▶ **EXTRACTED MATERIAL**:
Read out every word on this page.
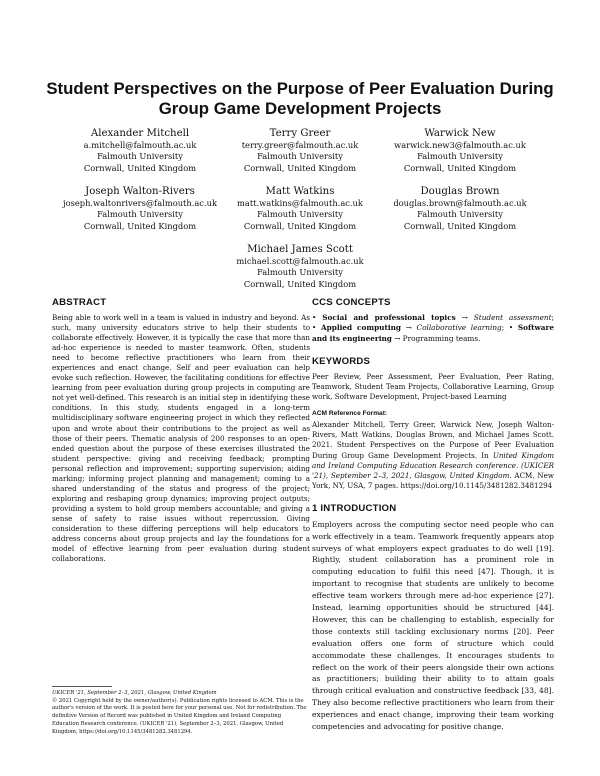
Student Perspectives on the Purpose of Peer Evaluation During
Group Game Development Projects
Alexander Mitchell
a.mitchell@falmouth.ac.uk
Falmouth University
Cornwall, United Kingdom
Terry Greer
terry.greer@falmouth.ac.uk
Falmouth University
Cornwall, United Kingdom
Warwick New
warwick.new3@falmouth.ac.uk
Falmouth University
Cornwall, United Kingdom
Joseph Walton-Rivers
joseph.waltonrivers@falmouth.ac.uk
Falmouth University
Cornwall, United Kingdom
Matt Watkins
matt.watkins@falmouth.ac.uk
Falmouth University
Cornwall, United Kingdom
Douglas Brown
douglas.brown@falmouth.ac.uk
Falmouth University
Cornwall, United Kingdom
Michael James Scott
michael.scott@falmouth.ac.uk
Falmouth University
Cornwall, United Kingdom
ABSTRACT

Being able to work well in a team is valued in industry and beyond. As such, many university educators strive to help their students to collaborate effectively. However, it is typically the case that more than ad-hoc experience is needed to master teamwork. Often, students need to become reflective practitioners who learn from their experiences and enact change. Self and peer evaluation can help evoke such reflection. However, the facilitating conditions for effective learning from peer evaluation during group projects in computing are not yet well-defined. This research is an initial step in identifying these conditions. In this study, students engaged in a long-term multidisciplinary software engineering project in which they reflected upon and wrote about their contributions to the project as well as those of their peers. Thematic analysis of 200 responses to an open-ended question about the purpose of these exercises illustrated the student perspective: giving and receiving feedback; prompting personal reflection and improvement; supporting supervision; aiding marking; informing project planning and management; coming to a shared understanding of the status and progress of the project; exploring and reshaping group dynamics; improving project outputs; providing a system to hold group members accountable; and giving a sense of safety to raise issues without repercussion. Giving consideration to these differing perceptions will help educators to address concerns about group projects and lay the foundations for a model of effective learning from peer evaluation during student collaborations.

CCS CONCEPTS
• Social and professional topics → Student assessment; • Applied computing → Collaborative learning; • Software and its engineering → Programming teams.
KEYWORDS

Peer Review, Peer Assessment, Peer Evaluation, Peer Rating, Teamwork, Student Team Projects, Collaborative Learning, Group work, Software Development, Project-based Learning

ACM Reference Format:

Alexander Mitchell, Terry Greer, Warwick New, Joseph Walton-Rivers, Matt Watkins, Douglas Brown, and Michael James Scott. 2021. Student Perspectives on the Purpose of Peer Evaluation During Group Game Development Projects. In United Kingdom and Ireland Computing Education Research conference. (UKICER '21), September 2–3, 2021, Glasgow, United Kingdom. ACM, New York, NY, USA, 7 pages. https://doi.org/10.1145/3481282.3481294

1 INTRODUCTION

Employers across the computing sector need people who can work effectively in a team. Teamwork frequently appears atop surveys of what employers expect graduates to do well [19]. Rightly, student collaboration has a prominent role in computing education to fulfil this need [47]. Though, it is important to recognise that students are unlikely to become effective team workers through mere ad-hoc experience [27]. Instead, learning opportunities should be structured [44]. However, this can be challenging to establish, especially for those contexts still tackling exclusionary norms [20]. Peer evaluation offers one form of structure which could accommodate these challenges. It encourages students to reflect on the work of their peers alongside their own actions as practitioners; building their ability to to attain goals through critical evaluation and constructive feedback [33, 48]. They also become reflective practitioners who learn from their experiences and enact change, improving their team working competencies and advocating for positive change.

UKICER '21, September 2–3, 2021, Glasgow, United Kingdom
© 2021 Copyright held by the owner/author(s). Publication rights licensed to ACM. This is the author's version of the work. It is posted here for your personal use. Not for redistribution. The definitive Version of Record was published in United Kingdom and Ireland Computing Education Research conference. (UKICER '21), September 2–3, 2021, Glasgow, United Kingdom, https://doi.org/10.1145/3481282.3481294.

* * *

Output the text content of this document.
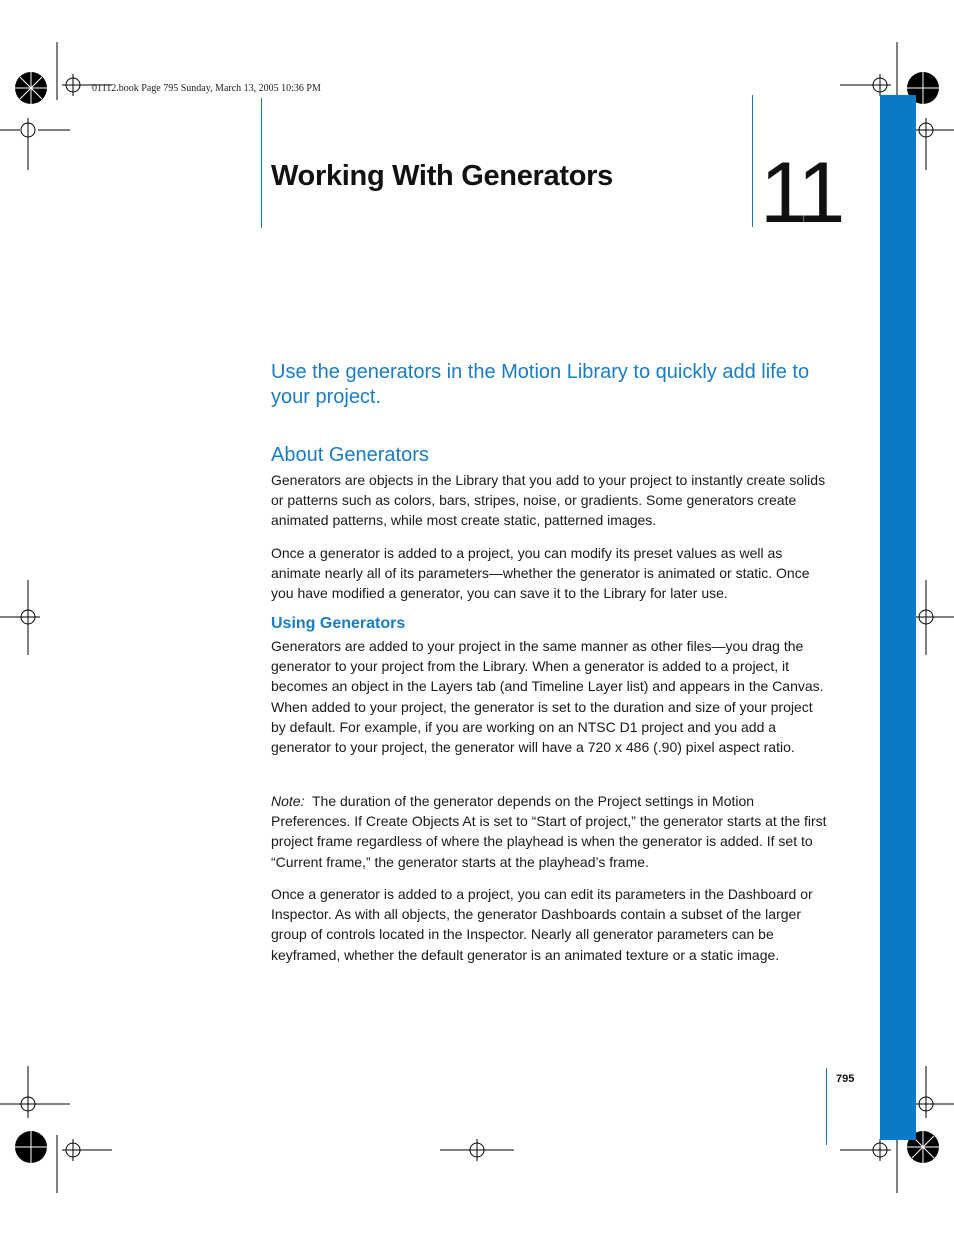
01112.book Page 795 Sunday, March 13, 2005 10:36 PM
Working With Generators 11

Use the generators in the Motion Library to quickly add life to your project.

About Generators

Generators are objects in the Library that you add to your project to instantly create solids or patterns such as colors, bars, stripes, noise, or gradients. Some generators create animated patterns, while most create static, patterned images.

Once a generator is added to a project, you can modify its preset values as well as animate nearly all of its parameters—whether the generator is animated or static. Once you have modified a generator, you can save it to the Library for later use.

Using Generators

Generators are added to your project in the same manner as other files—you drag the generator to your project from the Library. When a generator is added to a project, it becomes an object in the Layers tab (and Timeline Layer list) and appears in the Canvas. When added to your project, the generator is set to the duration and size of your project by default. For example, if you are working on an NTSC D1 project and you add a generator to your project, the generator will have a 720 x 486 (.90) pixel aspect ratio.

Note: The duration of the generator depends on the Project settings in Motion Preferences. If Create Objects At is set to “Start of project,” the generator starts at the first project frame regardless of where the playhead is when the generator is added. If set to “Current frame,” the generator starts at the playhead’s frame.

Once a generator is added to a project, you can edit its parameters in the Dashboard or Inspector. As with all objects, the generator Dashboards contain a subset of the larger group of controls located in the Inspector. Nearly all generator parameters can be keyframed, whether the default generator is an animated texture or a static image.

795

---

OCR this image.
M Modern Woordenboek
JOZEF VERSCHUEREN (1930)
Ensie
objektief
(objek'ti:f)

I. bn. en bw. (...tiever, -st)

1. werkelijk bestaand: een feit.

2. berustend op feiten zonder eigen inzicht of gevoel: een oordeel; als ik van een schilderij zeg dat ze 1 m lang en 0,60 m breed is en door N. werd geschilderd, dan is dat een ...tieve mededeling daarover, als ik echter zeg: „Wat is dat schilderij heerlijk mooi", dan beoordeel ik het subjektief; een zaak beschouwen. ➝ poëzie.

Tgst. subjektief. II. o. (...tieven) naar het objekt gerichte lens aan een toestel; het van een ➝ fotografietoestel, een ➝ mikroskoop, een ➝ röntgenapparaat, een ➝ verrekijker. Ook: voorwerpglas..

▶ **EXERCISE AIM**:
Check each line of the records for the word "James" and extract those that contain it.

▶ **COMPLETED TASK**:
Michael James Scott
Alexander Mitchell, Terry Greer, Warwick New, Joseph Walton-Rivers, Matt Watkins, Douglas Brown, and Michael James Scott. 2021. Student Perspectives on the Purpose of Peer Evaluation During Group Game Development Projects. In United Kingdom and Ireland Computing Education Research conference. (UKICER '21), September 2–3, 2021, Glasgow, United Kingdom. ACM, New York, NY, USA, 7 pages. https://doi.org/10.1145/3481282.3481294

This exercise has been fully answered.